Feature Engineering - Python UDFs
import turboml as tb
transactions = tb.datasets.FraudDetectionDatasetFeatures()[:100].to_online(
id="udf_transactions", load_if_exists=True
)
Simple User Defined function
For creating a user defined function first create a separate python file containing the function along with the imports used by it; the function should process the data and return a value. In the below example we have shown a simple example of a function that takes a value and then returns its sine value.
myfunction_contents = """
import numpy as np
def myfunction(x):
return np.sin(x)
"""
User Defined Functions - Multiple Input example
We saw that the above user defined function is very simple. We can also create a more complicated function with multiple inputs, we can perform string processing etc
my_complex_function_contents = """

* **Task set**
1 – Which headings appear in the Python UDFs page?
2 – In the Python UDFs page, what id is passed when the transactions dataset is put online?
3 – Resume the Python UDFs page from the point where it stops.
None of the tasks draw on the records.

Page segmentation data:

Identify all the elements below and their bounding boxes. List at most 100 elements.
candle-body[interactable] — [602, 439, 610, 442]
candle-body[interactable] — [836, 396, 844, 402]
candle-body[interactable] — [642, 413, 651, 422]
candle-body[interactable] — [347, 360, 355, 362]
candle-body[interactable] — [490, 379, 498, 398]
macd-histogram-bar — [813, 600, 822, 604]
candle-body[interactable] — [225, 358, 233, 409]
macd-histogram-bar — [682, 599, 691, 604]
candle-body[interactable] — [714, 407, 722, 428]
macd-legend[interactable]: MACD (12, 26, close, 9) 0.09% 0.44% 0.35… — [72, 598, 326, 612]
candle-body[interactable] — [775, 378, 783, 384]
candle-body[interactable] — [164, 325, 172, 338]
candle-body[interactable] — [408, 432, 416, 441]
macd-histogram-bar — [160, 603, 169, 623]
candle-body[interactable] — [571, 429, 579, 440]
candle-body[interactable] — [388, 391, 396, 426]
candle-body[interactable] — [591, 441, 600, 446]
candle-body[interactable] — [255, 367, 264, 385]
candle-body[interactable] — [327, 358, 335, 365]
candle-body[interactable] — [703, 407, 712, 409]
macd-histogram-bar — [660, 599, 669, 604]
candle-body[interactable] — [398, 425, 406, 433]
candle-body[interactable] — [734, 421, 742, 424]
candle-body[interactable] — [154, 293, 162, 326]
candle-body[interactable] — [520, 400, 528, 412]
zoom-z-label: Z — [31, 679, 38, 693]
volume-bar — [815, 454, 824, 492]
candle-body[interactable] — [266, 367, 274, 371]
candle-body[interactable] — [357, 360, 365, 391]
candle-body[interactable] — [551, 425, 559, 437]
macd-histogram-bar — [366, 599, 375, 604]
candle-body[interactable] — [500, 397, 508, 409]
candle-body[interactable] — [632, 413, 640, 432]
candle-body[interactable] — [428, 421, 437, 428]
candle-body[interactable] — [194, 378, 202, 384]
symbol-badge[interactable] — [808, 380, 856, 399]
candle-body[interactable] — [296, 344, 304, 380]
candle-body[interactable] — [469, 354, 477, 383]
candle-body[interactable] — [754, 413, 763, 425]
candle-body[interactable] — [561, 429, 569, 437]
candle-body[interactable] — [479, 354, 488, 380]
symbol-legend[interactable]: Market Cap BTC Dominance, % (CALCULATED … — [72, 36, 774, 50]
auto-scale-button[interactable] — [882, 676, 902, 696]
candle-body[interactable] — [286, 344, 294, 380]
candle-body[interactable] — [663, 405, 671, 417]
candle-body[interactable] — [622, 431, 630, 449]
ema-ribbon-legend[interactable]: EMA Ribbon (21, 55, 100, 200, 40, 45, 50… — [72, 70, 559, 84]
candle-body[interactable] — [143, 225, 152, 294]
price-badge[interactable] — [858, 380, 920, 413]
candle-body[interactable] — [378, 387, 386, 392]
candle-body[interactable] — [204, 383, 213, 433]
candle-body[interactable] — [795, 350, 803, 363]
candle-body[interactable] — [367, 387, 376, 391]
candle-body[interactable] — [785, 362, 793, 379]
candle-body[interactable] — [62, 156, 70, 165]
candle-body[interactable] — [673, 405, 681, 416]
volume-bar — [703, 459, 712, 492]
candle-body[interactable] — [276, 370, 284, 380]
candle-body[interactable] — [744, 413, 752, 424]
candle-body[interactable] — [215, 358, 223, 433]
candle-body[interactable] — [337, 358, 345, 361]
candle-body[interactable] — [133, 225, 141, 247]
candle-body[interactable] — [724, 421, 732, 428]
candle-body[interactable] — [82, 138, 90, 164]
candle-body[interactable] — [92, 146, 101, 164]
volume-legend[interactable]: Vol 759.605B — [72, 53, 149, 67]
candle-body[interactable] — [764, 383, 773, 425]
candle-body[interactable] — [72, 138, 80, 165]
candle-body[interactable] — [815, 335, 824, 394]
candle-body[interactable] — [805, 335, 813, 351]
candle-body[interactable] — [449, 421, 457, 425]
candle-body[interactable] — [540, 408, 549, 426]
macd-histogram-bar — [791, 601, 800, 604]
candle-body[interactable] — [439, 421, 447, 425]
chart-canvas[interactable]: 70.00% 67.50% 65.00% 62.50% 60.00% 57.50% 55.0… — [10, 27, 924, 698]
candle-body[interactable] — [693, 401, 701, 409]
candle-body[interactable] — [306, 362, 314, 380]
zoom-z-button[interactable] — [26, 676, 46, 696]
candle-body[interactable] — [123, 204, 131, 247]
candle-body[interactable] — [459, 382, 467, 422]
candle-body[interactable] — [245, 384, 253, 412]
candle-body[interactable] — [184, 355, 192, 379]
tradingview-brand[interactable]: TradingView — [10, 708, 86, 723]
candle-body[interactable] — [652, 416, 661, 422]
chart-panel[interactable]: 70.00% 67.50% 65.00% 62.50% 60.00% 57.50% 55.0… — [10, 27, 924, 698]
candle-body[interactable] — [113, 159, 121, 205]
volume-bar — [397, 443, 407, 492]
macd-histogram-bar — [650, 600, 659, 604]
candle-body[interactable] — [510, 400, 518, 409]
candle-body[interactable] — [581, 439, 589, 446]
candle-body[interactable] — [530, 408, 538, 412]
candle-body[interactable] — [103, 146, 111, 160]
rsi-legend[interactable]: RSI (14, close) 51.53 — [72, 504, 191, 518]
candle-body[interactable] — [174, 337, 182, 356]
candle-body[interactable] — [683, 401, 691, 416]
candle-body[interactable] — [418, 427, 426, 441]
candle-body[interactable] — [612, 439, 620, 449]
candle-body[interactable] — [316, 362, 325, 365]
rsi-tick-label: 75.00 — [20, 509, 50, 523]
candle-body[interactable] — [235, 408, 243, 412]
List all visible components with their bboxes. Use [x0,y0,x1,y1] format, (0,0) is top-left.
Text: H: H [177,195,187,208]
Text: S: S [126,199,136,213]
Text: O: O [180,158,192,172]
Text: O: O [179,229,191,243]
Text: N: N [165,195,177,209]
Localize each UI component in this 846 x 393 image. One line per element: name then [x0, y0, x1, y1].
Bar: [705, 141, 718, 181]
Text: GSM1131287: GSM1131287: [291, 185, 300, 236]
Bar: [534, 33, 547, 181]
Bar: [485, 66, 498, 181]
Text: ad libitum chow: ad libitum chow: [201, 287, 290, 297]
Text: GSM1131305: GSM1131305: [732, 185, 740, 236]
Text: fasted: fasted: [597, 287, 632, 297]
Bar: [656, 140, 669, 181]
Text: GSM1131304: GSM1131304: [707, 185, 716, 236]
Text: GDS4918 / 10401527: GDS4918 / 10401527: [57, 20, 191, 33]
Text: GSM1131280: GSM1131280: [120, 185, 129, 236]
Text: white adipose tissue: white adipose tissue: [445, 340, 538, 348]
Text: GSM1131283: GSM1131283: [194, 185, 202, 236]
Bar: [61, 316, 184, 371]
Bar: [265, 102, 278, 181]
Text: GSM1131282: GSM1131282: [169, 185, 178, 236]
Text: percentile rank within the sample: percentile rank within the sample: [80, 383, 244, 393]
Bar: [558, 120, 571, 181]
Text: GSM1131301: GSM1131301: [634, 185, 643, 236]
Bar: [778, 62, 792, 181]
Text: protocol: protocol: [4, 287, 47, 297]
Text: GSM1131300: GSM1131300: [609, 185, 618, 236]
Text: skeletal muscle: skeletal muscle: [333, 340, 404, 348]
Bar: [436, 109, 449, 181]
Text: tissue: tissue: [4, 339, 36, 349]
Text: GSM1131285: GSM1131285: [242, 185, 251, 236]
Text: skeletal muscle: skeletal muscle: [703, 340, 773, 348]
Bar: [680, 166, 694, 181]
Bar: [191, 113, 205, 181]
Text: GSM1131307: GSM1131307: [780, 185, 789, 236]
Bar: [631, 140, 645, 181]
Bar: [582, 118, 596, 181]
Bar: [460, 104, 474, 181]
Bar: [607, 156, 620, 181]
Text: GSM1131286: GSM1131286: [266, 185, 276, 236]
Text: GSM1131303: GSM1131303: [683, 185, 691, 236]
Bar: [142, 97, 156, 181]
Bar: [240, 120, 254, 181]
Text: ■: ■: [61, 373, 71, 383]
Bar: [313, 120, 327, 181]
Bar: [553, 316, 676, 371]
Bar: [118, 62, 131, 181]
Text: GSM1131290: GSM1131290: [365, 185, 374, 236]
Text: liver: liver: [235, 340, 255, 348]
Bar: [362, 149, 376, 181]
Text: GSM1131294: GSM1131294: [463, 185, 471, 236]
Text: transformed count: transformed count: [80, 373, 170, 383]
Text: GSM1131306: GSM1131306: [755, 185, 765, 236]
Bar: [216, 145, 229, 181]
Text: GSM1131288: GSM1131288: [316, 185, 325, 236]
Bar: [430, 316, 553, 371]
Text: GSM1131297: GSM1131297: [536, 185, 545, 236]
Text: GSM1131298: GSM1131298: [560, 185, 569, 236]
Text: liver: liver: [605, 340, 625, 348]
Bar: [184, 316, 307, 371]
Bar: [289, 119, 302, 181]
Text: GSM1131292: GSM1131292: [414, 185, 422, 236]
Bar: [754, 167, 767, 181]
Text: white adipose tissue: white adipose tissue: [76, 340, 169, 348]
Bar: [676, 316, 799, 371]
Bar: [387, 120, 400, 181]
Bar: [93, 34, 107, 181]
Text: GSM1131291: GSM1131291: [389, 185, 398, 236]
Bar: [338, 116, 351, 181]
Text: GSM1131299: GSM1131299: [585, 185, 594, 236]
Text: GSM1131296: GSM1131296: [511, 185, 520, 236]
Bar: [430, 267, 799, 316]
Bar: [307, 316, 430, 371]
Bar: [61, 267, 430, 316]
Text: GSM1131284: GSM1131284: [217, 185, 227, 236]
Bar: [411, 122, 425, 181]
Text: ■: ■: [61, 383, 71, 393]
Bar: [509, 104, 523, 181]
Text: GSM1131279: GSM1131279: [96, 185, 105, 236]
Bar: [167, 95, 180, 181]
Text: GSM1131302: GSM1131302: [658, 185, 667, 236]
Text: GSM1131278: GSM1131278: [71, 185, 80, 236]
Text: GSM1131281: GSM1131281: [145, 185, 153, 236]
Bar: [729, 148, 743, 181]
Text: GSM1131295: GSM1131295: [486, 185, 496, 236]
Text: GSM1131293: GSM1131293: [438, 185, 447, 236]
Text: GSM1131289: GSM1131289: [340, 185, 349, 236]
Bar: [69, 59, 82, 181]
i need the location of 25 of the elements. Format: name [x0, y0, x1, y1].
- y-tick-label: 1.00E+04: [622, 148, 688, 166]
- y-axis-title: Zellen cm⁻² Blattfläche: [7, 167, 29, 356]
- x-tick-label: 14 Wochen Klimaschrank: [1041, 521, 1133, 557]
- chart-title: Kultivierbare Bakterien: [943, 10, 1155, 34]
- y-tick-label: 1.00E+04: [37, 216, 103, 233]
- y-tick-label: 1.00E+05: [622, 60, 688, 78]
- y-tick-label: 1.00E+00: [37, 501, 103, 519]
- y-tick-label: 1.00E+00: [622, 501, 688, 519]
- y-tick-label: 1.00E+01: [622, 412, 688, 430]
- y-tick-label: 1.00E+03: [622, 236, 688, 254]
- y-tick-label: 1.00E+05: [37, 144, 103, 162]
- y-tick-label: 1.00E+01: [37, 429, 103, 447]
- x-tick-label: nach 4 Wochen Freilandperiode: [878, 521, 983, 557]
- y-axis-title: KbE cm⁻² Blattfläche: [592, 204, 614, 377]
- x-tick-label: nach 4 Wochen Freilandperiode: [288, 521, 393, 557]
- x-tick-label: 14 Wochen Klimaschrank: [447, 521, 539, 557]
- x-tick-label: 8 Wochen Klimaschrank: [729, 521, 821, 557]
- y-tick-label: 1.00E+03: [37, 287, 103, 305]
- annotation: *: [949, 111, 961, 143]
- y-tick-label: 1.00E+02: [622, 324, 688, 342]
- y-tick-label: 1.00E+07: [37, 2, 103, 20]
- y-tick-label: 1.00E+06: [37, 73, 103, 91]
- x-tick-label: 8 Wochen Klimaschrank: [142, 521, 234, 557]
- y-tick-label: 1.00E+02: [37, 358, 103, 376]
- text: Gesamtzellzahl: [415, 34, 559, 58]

* **Answers by task**
1 –
Feature Engineering - Python UDFs
Simple User Defined function
User Defined Functions - Multiple Input example

2 – "udf_transactions"

3 –
def my_complex_function(x, y):
if x.lower() == y.lower():
return 1
else:
return 0
"""
Rich User Defined Functions
%pip install psycopg_pool psycopg['binary'] psycopg2-binary
my_rich_function_contents = """
from turboml.common.feature_engineering import TurboMLScalarFunction
from psycopg_pool import ConnectionPool
class PostgresLookup(TurboMLScalarFunction):
def __init__(self, user, password, host, port, dbname):
conninfo = (
f"user={user} password={password} host={host} port={port} dbname={dbname}"
)
self.connPool = ConnectionPool(conninfo=conninfo)
def func(self, index: str):
with self.connPool.connection() as risingwaveConn:
with risingwaveConn.cursor() as cur:
query = 'SELECT "model_length" FROM r2dt_models WHERE id = %s'
cur.execute(query, (index,))
result = cur.fetchone()
return result[0] if result else 0
"""
We can create a rich UDF and materialize it.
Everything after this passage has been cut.